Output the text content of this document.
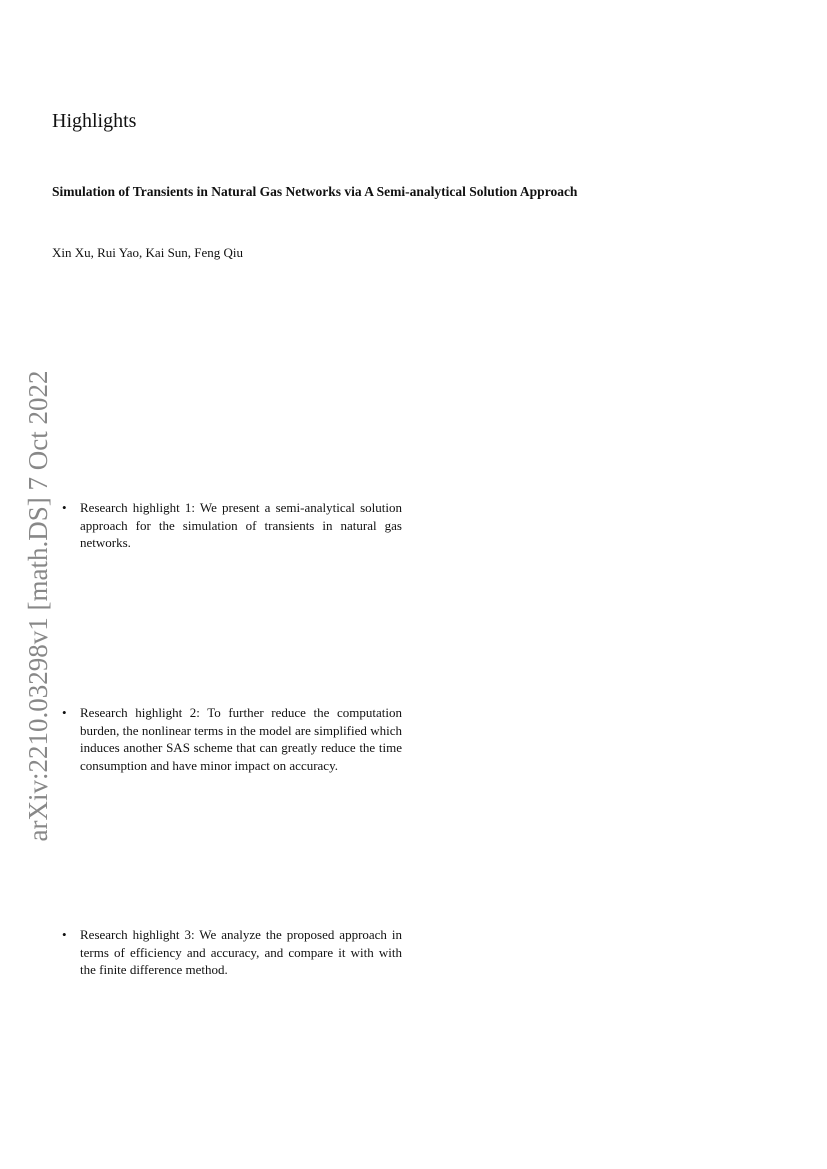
arXiv:2210.03298v1 [math.DS] 7 Oct 2022
Highlights
Simulation of Transients in Natural Gas Networks via A Semi-analytical Solution Approach

Xin Xu, Rui Yao, Kai Sun, Feng Qiu

•	Research highlight 1: We present a semi-analytical solution approach for the simulation of transients in natural gas networks.
•	Research highlight 2: To further reduce the computation burden, the nonlinear terms in the model are simplified which induces another SAS scheme that can greatly reduce the time consumption and have minor impact on accuracy.
•	Research highlight 3: We analyze the proposed approach in terms of efficiency and accuracy, and compare it with with the finite difference method.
***
Show each line of the data that contains the string "analytical".

● **COMPLETE ANSWER**
Simulation of Transients in Natural Gas Networks via A Semi-analytical Solution Approach
•	Research highlight 1: We present a semi-analytical solution approach for the simulation of transients in natural gas networks.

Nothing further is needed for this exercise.